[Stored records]
+===+

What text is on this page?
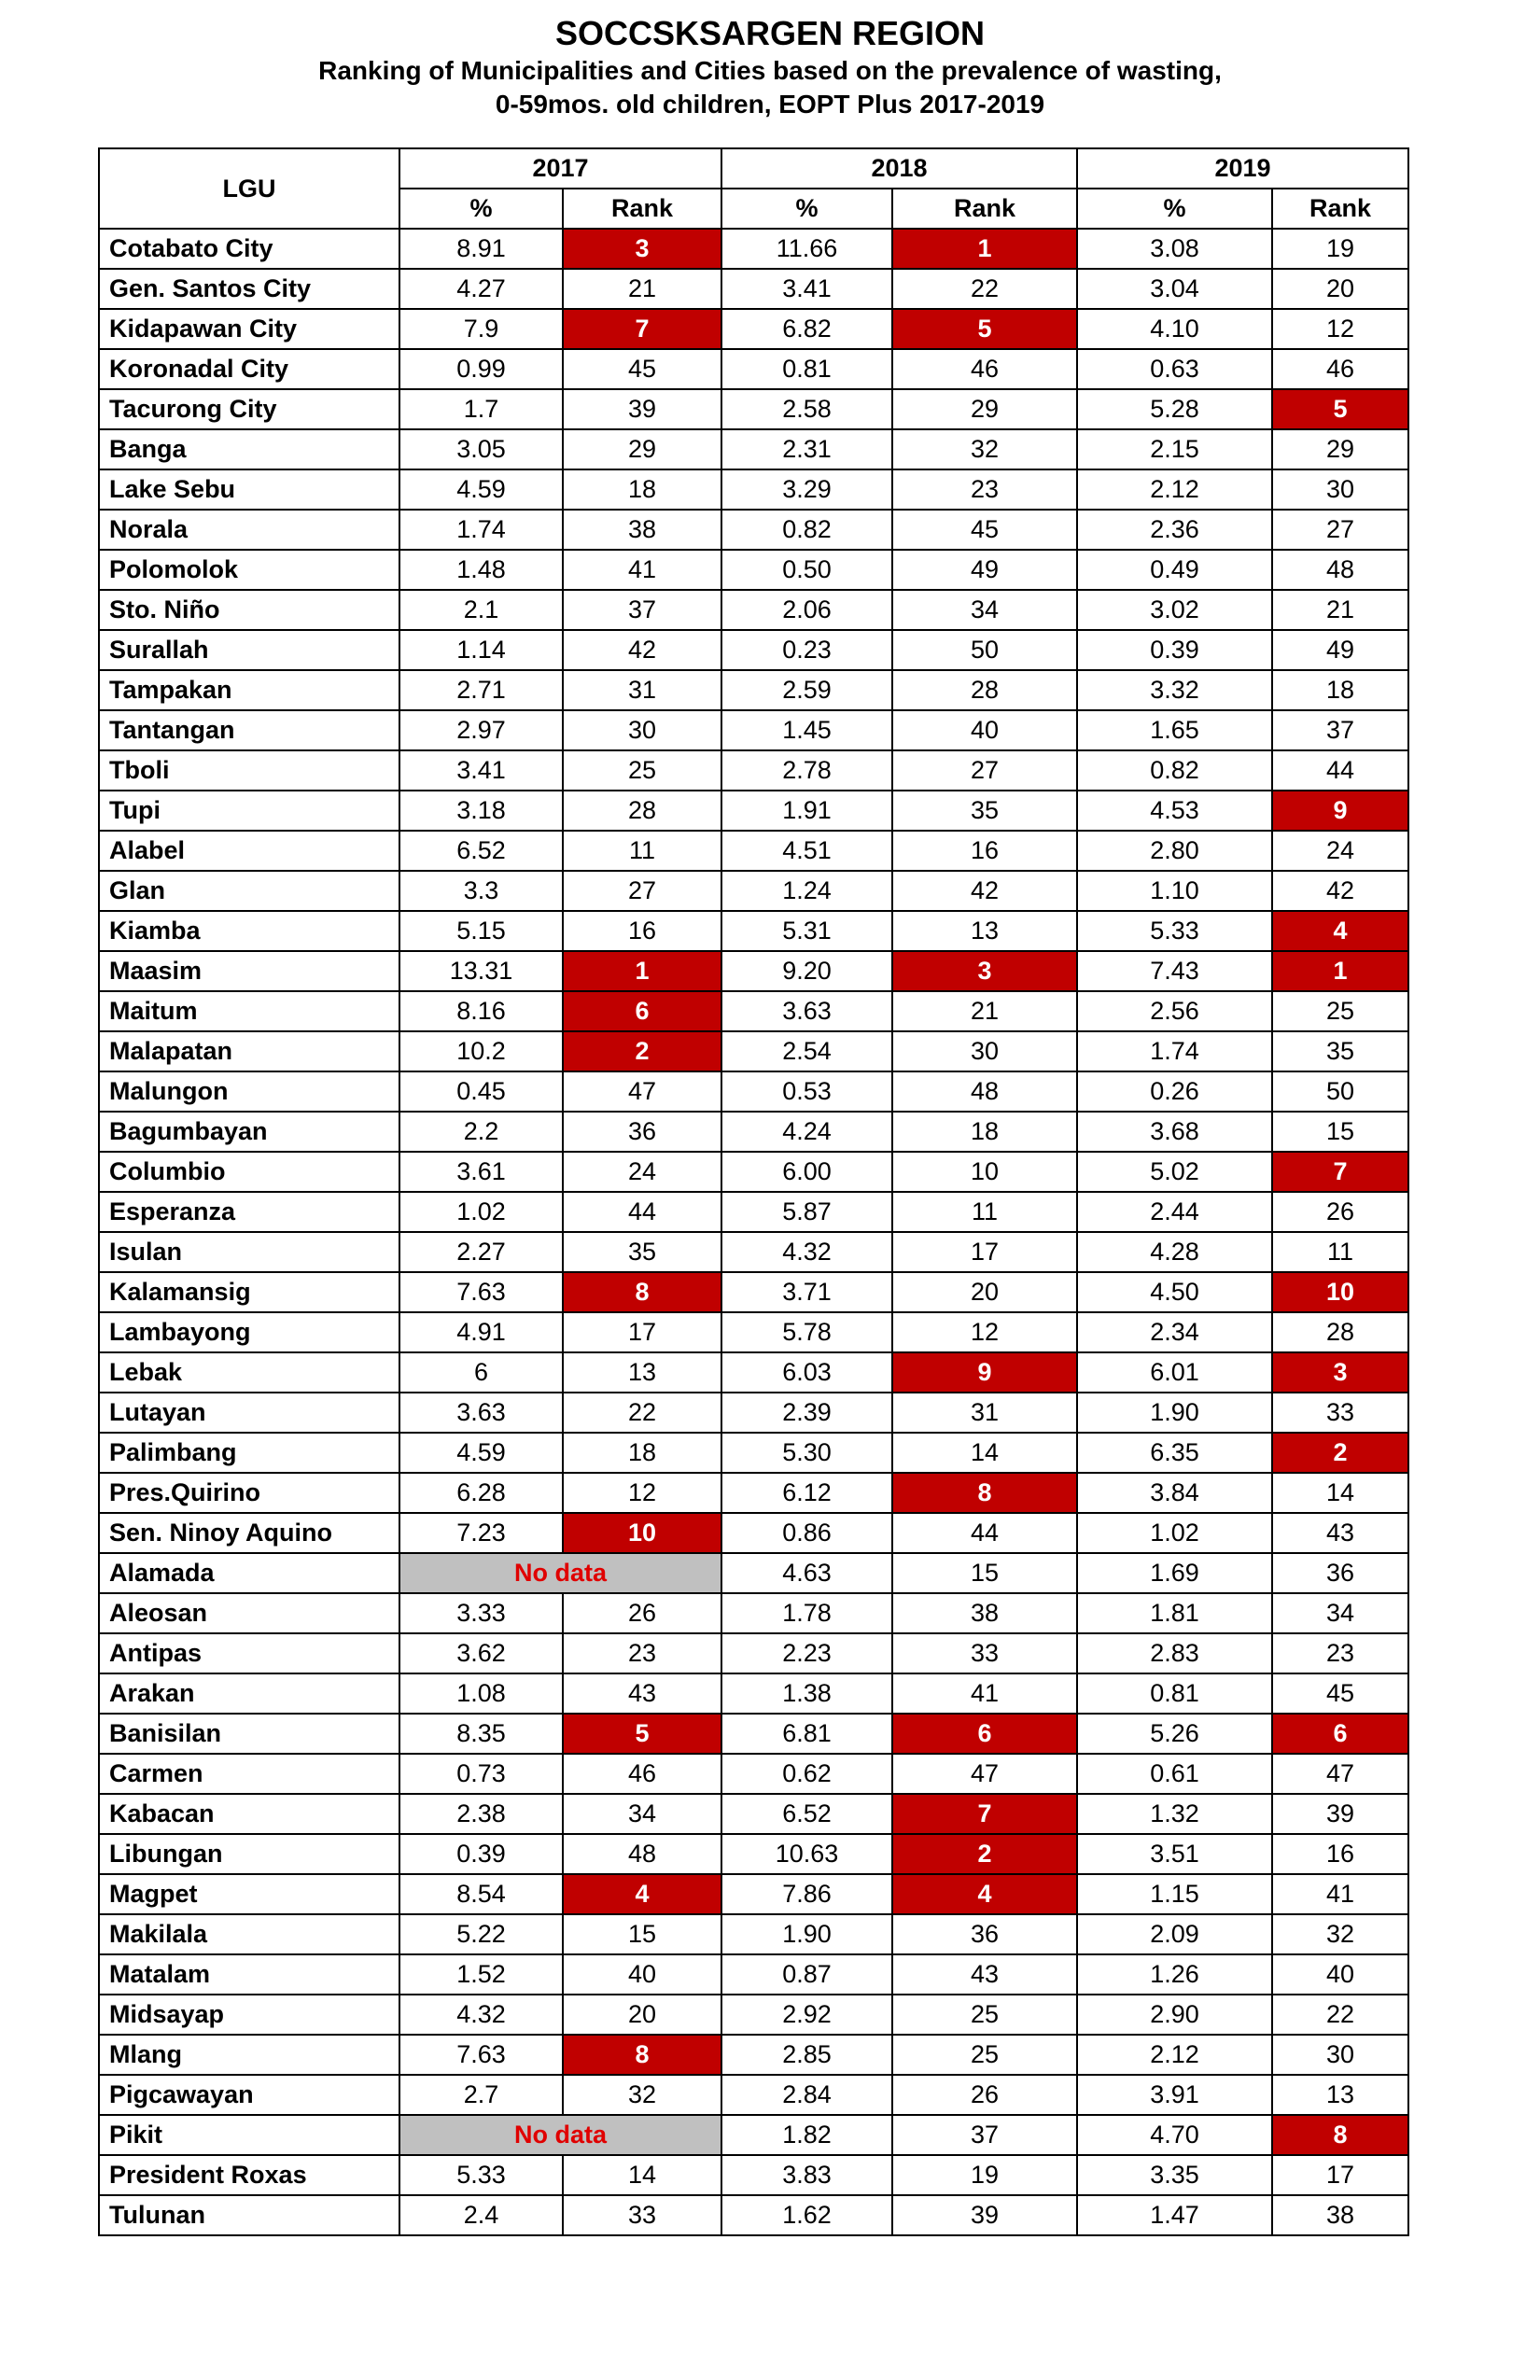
SOCCSKSARGEN REGION
Ranking of Municipalities and Cities based on the prevalence of wasting,
0-59mos. old children, EOPT Plus 2017-2019
LGU	2017		2018		2019	
	%	Rank	%	Rank	%	Rank
Cotabato City	8.91	3	11.66	1	3.08	19
Gen. Santos City	4.27	21	3.41	22	3.04	20
Kidapawan City	7.9	7	6.82	5	4.10	12
Koronadal City	0.99	45	0.81	46	0.63	46
Tacurong City	1.7	39	2.58	29	5.28	5
Banga	3.05	29	2.31	32	2.15	29
Lake Sebu	4.59	18	3.29	23	2.12	30
Norala	1.74	38	0.82	45	2.36	27
Polomolok	1.48	41	0.50	49	0.49	48
Sto. Niño	2.1	37	2.06	34	3.02	21
Surallah	1.14	42	0.23	50	0.39	49
Tampakan	2.71	31	2.59	28	3.32	18
Tantangan	2.97	30	1.45	40	1.65	37
Tboli	3.41	25	2.78	27	0.82	44
Tupi	3.18	28	1.91	35	4.53	9
Alabel	6.52	11	4.51	16	2.80	24
Glan	3.3	27	1.24	42	1.10	42
Kiamba	5.15	16	5.31	13	5.33	4
Maasim	13.31	1	9.20	3	7.43	1
Maitum	8.16	6	3.63	21	2.56	25
Malapatan	10.2	2	2.54	30	1.74	35
Malungon	0.45	47	0.53	48	0.26	50
Bagumbayan	2.2	36	4.24	18	3.68	15
Columbio	3.61	24	6.00	10	5.02	7
Esperanza	1.02	44	5.87	11	2.44	26
Isulan	2.27	35	4.32	17	4.28	11
Kalamansig	7.63	8	3.71	20	4.50	10
Lambayong	4.91	17	5.78	12	2.34	28
Lebak	6	13	6.03	9	6.01	3
Lutayan	3.63	22	2.39	31	1.90	33
Palimbang	4.59	18	5.30	14	6.35	2
Pres.Quirino	6.28	12	6.12	8	3.84	14
Sen. Ninoy Aquino	7.23	10	0.86	44	1.02	43
Alamada	No data		4.63	15	1.69	36
Aleosan	3.33	26	1.78	38	1.81	34
Antipas	3.62	23	2.23	33	2.83	23
Arakan	1.08	43	1.38	41	0.81	45
Banisilan	8.35	5	6.81	6	5.26	6
Carmen	0.73	46	0.62	47	0.61	47
Kabacan	2.38	34	6.52	7	1.32	39
Libungan	0.39	48	10.63	2	3.51	16
Magpet	8.54	4	7.86	4	1.15	41
Makilala	5.22	15	1.90	36	2.09	32
Matalam	1.52	40	0.87	43	1.26	40
Midsayap	4.32	20	2.92	25	2.90	22
Mlang	7.63	8	2.85	25	2.12	30
Pigcawayan	2.7	32	2.84	26	3.91	13
Pikit	No data		1.82	37	4.70	8
President Roxas	5.33	14	3.83	19	3.35	17
Tulunan	2.4	33	1.62	39	1.47	38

+===+

> Description of the task:
Copy every line of the material in which the word "data" occurs.

> Exercise output:
Alamada	No data		4.63	15	1.69	36
Pikit	No data		1.82	37	4.70	8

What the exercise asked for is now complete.